■ EXERCISE TASK
Give back every line exactly as it appears, pictures excluded.

■ DATASET RECORDS

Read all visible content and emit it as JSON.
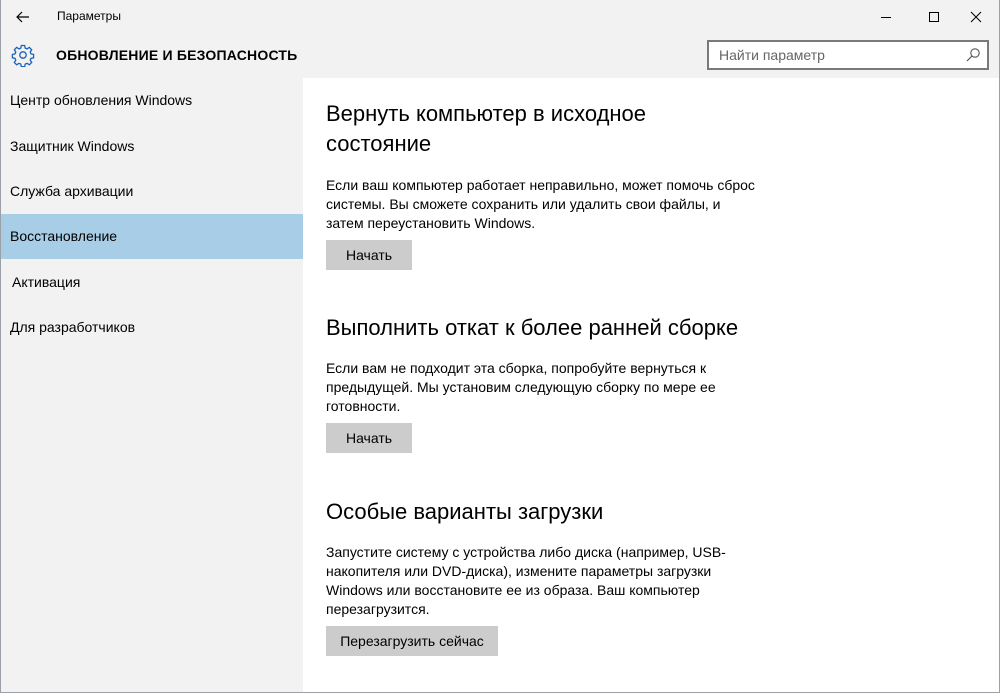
{
  "window": {
    "app_title": "Параметры",
    "back_icon": "back-arrow-icon",
    "minimize_icon": "minimize-icon",
    "maximize_icon": "maximize-icon",
    "close_icon": "close-icon"
  },
  "header": {
    "icon": "gear-icon",
    "title": "ОБНОВЛЕНИЕ И БЕЗОПАСНОСТЬ",
    "search": {
      "placeholder": "Найти параметр",
      "value": "",
      "icon": "search-icon"
    }
  },
  "sidebar": {
    "active_color": "#a8cde6",
    "items": [
      {
        "label": "Центр обновления Windows",
        "active": false
      },
      {
        "label": "Защитник Windows",
        "active": false
      },
      {
        "label": "Служба архивации",
        "active": false
      },
      {
        "label": "Восстановление",
        "active": true
      },
      {
        "label": "Активация",
        "active": false
      },
      {
        "label": "Для разработчиков",
        "active": false
      }
    ]
  },
  "sections": [
    {
      "title": "Вернуть компьютер в исходное состояние",
      "text": "Если ваш компьютер работает неправильно, может помочь сброс системы. Вы сможете сохранить или удалить свои файлы, и затем переустановить Windows.",
      "button": "Начать"
    },
    {
      "title": "Выполнить откат к более ранней сборке",
      "text": "Если вам не подходит эта сборка, попробуйте вернуться к предыдущей. Мы установим следующую сборку по мере ее готовности.",
      "button": "Начать"
    },
    {
      "title": "Особые варианты загрузки",
      "text": "Запустите систему с устройства либо диска (например, USB-накопителя или DVD-диска), измените параметры загрузки Windows или восстановите ее из образа. Ваш компьютер перезагрузится.",
      "button": "Перезагрузить сейчас"
    }
  ]
}
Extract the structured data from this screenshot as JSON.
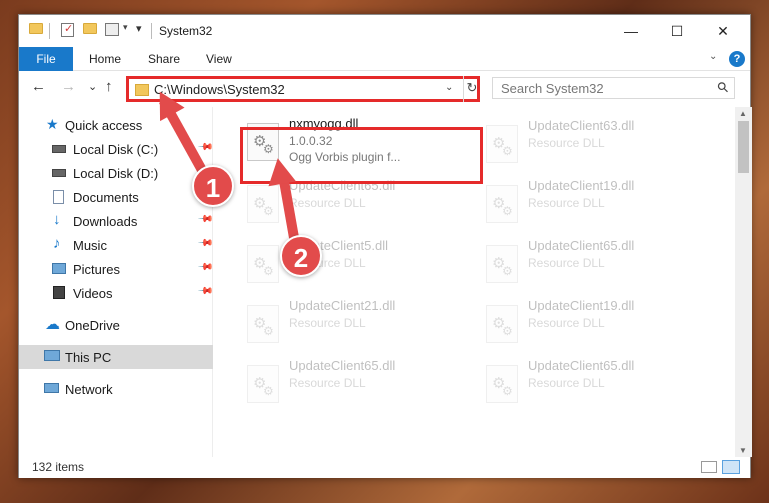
{
  "window": {
    "title": "System32",
    "controls": {
      "minimize": "—",
      "maximize": "☐",
      "close": "✕"
    }
  },
  "ribbon": {
    "file_tab": "File",
    "tabs": [
      "Home",
      "Share",
      "View"
    ],
    "help": "?"
  },
  "nav": {
    "back": "←",
    "forward": "→",
    "recent": "⌄",
    "up": "↑",
    "address_path": "C:\\Windows\\System32",
    "refresh": "↻",
    "search_placeholder": "Search System32"
  },
  "sidebar": {
    "items": [
      {
        "label": "Quick access",
        "icon": "star-icon",
        "pinned": false
      },
      {
        "label": "Local Disk (C:)",
        "icon": "drive-icon",
        "pinned": true
      },
      {
        "label": "Local Disk (D:)",
        "icon": "drive-icon",
        "pinned": true
      },
      {
        "label": "Documents",
        "icon": "documents-icon",
        "pinned": true
      },
      {
        "label": "Downloads",
        "icon": "downloads-icon",
        "pinned": true
      },
      {
        "label": "Music",
        "icon": "music-icon",
        "pinned": true
      },
      {
        "label": "Pictures",
        "icon": "pictures-icon",
        "pinned": true
      },
      {
        "label": "Videos",
        "icon": "videos-icon",
        "pinned": true
      },
      {
        "label": "OneDrive",
        "icon": "cloud-icon",
        "pinned": false
      },
      {
        "label": "This PC",
        "icon": "computer-icon",
        "pinned": false,
        "selected": true
      },
      {
        "label": "Network",
        "icon": "network-icon",
        "pinned": false
      }
    ]
  },
  "files": {
    "selected": {
      "name": "nxmyogg.dll",
      "version": "1.0.0.32",
      "description": "Ogg Vorbis plugin f..."
    },
    "background": [
      {
        "name": "UpdateClient63.dll",
        "type": "Resource DLL"
      },
      {
        "name": "UpdateClient65.dll",
        "type": "Resource DLL"
      },
      {
        "name": "UpdateClient19.dll",
        "type": "Resource DLL"
      },
      {
        "name": "UpdateClient5.dll",
        "type": "Resource DLL"
      },
      {
        "name": "UpdateClient65.dll",
        "type": "Resource DLL"
      },
      {
        "name": "UpdateClient21.dll",
        "type": "Resource DLL"
      },
      {
        "name": "UpdateClient19.dll",
        "type": "Resource DLL"
      },
      {
        "name": "UpdateClient65.dll",
        "type": "Resource DLL"
      },
      {
        "name": "UpdateClient65.dll",
        "type": "Resource DLL"
      }
    ]
  },
  "status": {
    "item_count": "132 items"
  },
  "annotations": {
    "marker_1": "1",
    "marker_2": "2"
  },
  "colors": {
    "accent": "#1979ca",
    "highlight": "#e52a2a",
    "folder": "#f2c75c",
    "selection": "#d9d9d9"
  }
}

■ WORKED SOLUTION
Read all visible content and emit it as JSON.
{
  "window": {
    "app_title": "Параметры",
    "back_icon": "back-arrow-icon",
    "minimize_icon": "minimize-icon",
    "maximize_icon": "maximize-icon",
    "close_icon": "close-icon"
  },
  "header": {
    "icon": "gear-icon",
    "title": "ОБНОВЛЕНИЕ И БЕЗОПАСНОСТЬ",
    "search": {
      "placeholder": "Найти параметр",
      "value": "",
      "icon": "search-icon"
    }
  },
  "sidebar": {
    "active_color": "#a8cde6",
    "items": [
      {
        "label": "Центр обновления Windows",
        "active": false
      },
      {
        "label": "Защитник Windows",
        "active": false
      },
      {
        "label": "Служба архивации",
        "active": false
      },
      {
        "label": "Восстановление",
        "active": true
      },
      {
        "label": "Активация",
        "active": false
      },
      {
        "label": "Для разработчиков",
        "active": false
      }
    ]
  },
  "sections": [
    {
      "title": "Вернуть компьютер в исходное состояние",
      "text": "Если ваш компьютер работает неправильно, может помочь сброс системы. Вы сможете сохранить или удалить свои файлы, и затем переустановить Windows.",
      "button": "Начать"
    },
    {
      "title": "Выполнить откат к более ранней сборке",
      "text": "Если вам не подходит эта сборка, попробуйте вернуться к предыдущей. Мы установим следующую сборку по мере ее готовности.",
      "button": "Начать"
    },
    {
      "title": "Особые варианты загрузки",
      "text": "Запустите систему с устройства либо диска (например, USB-накопителя или DVD-диска), измените параметры загрузки Windows или восстановите ее из образа. Ваш компьютер перезагрузится.",
      "button": "Перезагрузить сейчас"
    }
  ]
}
Extract the structured data from this screenshot as JSON.
{
  "window": {
    "title": "System32",
    "controls": {
      "minimize": "—",
      "maximize": "☐",
      "close": "✕"
    }
  },
  "ribbon": {
    "file_tab": "File",
    "tabs": [
      "Home",
      "Share",
      "View"
    ],
    "help": "?"
  },
  "nav": {
    "back": "←",
    "forward": "→",
    "recent": "⌄",
    "up": "↑",
    "address_path": "C:\\Windows\\System32",
    "refresh": "↻",
    "search_placeholder": "Search System32"
  },
  "sidebar": {
    "items": [
      {
        "label": "Quick access",
        "icon": "star-icon",
        "pinned": false
      },
      {
        "label": "Local Disk (C:)",
        "icon": "drive-icon",
        "pinned": true
      },
      {
        "label": "Local Disk (D:)",
        "icon": "drive-icon",
        "pinned": true
      },
      {
        "label": "Documents",
        "icon": "documents-icon",
        "pinned": true
      },
      {
        "label": "Downloads",
        "icon": "downloads-icon",
        "pinned": true
      },
      {
        "label": "Music",
        "icon": "music-icon",
        "pinned": true
      },
      {
        "label": "Pictures",
        "icon": "pictures-icon",
        "pinned": true
      },
      {
        "label": "Videos",
        "icon": "videos-icon",
        "pinned": true
      },
      {
        "label": "OneDrive",
        "icon": "cloud-icon",
        "pinned": false
      },
      {
        "label": "This PC",
        "icon": "computer-icon",
        "pinned": false,
        "selected": true
      },
      {
        "label": "Network",
        "icon": "network-icon",
        "pinned": false
      }
    ]
  },
  "files": {
    "selected": {
      "name": "nxmyogg.dll",
      "version": "1.0.0.32",
      "description": "Ogg Vorbis plugin f..."
    },
    "background": [
      {
        "name": "UpdateClient63.dll",
        "type": "Resource DLL"
      },
      {
        "name": "UpdateClient65.dll",
        "type": "Resource DLL"
      },
      {
        "name": "UpdateClient19.dll",
        "type": "Resource DLL"
      },
      {
        "name": "UpdateClient5.dll",
        "type": "Resource DLL"
      },
      {
        "name": "UpdateClient65.dll",
        "type": "Resource DLL"
      },
      {
        "name": "UpdateClient21.dll",
        "type": "Resource DLL"
      },
      {
        "name": "UpdateClient19.dll",
        "type": "Resource DLL"
      },
      {
        "name": "UpdateClient65.dll",
        "type": "Resource DLL"
      },
      {
        "name": "UpdateClient65.dll",
        "type": "Resource DLL"
      }
    ]
  },
  "status": {
    "item_count": "132 items"
  },
  "annotations": {
    "marker_1": "1",
    "marker_2": "2"
  },
  "colors": {
    "accent": "#1979ca",
    "highlight": "#e52a2a",
    "folder": "#f2c75c",
    "selection": "#d9d9d9"
  }
}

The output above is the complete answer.